+++ RECORDS PROVIDED +++

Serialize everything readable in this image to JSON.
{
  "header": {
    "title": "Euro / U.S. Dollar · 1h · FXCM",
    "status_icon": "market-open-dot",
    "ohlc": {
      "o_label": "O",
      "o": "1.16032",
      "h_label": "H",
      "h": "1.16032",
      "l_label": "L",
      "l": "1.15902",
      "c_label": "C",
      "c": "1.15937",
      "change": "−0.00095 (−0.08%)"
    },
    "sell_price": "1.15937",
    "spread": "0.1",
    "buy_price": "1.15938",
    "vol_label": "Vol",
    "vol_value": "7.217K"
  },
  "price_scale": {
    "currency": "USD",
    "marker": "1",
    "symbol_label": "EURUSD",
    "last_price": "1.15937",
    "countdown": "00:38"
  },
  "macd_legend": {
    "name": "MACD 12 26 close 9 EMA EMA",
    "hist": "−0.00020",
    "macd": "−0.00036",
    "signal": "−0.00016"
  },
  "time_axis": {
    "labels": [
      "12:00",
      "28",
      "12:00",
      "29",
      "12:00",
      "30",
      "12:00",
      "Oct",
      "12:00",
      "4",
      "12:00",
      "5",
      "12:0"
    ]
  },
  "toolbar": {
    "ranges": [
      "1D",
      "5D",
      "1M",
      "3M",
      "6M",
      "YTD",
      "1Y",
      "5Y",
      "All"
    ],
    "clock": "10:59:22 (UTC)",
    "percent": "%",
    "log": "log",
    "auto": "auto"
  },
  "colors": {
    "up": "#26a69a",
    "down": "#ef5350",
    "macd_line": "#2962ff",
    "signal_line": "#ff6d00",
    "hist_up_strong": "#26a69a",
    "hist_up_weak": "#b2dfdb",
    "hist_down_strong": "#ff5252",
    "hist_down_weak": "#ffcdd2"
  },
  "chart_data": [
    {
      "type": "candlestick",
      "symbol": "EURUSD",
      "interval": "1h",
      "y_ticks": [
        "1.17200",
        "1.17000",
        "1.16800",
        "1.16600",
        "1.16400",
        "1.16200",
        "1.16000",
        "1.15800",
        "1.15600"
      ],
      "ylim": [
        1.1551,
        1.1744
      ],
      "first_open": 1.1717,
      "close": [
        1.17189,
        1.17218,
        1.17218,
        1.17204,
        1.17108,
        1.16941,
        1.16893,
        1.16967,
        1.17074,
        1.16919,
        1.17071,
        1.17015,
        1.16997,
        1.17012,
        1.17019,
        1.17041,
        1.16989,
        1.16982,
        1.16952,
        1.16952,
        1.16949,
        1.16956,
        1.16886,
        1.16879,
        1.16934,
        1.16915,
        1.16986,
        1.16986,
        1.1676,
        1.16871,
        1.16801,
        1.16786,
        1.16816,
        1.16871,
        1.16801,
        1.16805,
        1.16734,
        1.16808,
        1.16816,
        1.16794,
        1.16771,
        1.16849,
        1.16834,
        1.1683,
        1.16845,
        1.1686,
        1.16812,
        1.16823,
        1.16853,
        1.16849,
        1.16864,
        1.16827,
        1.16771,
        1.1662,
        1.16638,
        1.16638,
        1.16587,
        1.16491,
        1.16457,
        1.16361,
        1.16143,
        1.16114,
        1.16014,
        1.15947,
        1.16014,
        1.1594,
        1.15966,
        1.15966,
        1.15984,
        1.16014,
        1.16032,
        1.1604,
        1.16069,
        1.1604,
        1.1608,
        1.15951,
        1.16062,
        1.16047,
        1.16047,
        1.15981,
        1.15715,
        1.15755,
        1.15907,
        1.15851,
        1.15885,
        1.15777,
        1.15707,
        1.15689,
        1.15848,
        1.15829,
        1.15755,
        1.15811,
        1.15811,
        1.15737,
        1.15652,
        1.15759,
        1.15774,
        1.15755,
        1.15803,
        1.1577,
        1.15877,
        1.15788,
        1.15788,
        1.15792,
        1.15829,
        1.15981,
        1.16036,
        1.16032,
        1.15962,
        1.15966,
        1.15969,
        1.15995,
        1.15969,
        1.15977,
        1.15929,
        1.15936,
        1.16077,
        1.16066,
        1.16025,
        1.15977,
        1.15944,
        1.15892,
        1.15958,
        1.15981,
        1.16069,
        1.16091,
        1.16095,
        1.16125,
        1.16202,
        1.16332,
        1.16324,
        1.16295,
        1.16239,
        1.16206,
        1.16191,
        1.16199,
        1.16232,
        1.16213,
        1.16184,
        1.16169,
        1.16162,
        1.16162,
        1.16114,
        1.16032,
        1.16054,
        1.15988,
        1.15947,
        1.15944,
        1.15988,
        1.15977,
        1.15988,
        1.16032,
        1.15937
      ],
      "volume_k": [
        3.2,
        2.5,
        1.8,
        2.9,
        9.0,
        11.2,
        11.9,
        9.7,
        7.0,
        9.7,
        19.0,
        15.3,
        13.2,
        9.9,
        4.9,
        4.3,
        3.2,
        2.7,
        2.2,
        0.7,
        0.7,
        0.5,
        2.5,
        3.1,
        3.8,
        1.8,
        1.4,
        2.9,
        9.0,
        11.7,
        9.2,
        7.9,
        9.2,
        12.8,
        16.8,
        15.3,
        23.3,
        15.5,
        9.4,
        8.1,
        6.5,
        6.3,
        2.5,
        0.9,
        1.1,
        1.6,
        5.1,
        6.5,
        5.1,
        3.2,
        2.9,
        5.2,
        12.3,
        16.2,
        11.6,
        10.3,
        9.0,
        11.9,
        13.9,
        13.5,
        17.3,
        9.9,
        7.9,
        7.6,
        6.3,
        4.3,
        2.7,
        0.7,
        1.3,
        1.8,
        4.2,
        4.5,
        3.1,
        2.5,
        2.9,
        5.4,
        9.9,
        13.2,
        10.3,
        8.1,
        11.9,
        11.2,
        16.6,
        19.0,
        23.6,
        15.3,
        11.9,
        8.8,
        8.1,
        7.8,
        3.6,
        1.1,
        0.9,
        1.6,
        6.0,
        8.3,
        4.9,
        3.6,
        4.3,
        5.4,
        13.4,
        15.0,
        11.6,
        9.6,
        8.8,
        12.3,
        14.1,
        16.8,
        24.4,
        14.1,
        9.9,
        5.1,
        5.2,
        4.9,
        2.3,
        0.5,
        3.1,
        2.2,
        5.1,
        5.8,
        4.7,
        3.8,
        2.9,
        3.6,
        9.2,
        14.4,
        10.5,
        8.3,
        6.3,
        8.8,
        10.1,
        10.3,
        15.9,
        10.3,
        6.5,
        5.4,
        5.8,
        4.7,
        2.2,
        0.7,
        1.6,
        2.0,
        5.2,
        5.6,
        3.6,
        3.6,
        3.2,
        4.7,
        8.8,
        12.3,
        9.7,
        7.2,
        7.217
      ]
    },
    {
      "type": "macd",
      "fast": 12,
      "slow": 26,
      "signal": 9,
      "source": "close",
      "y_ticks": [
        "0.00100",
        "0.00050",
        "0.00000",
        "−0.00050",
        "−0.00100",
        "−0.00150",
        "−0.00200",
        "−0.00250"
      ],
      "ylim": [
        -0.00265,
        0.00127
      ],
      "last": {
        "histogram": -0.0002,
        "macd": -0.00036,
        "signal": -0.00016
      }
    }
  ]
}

+++

* INSTRUCTION
Search the data for the string "close". List each line that has it.

* CORRECT OUTPUT
    "name": "MACD 12 26 close 9 EMA EMA",
      "close": [
      "source": "close",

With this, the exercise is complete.